RECORDED DATA:
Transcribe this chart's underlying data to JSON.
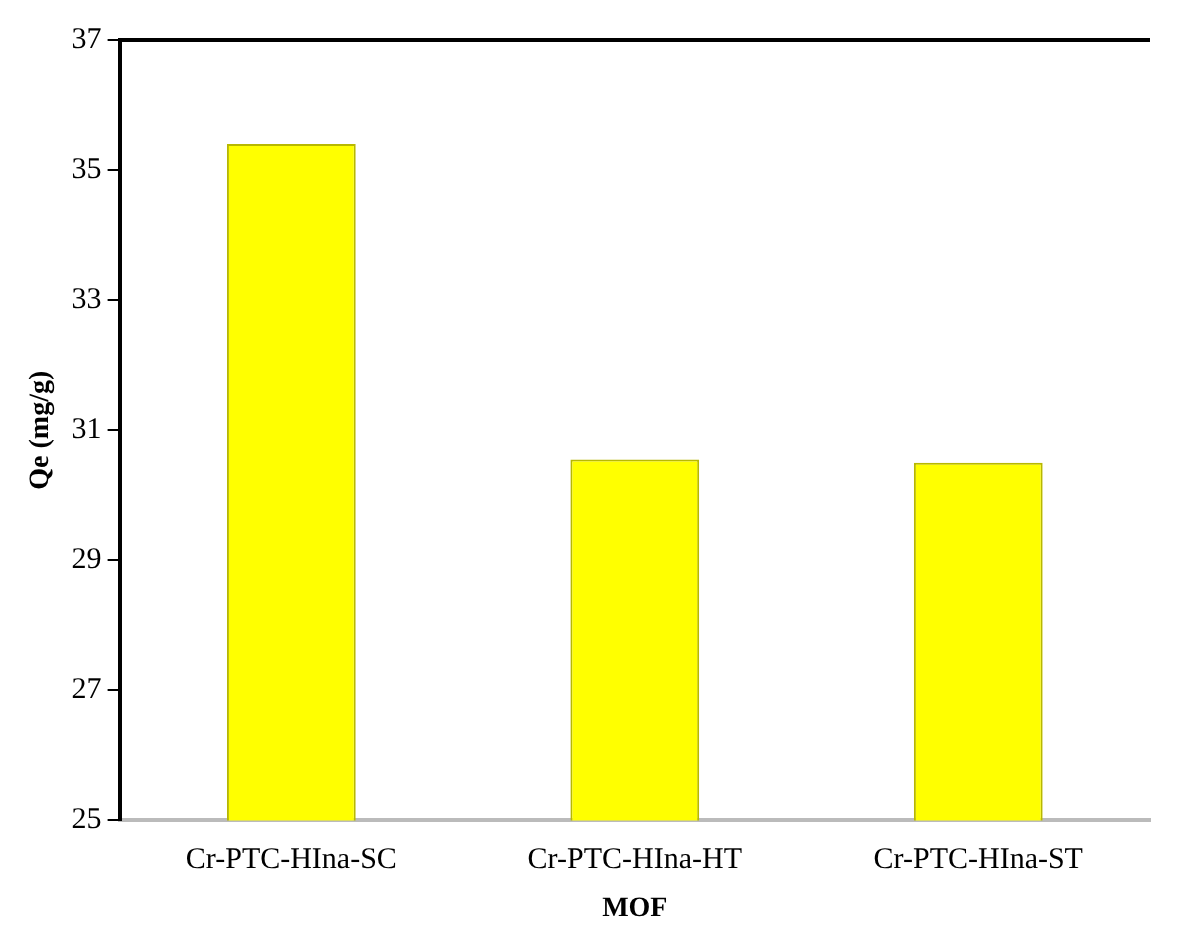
{
  "chart_data": {
    "type": "bar",
    "xlabel": "MOF",
    "ylabel": "Qe (mg/g)",
    "categories": [
      "Cr-PTC-HIna-SC",
      "Cr-PTC-HIna-HT",
      "Cr-PTC-HIna-ST"
    ],
    "values": [
      35.4,
      30.55,
      30.5
    ],
    "color": "#ffff00",
    "ylim": [
      25,
      37
    ],
    "yticks": [
      25,
      27,
      29,
      31,
      33,
      35,
      37
    ],
    "grid": false,
    "legend": false
  }
}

INSTRUCTIONS FOR THE TASK: In the material above, find each line that contains the word "HIna", and select it.

CORRECT OUTPUT:
      "Cr-PTC-HIna-SC",
      "Cr-PTC-HIna-HT",
      "Cr-PTC-HIna-ST"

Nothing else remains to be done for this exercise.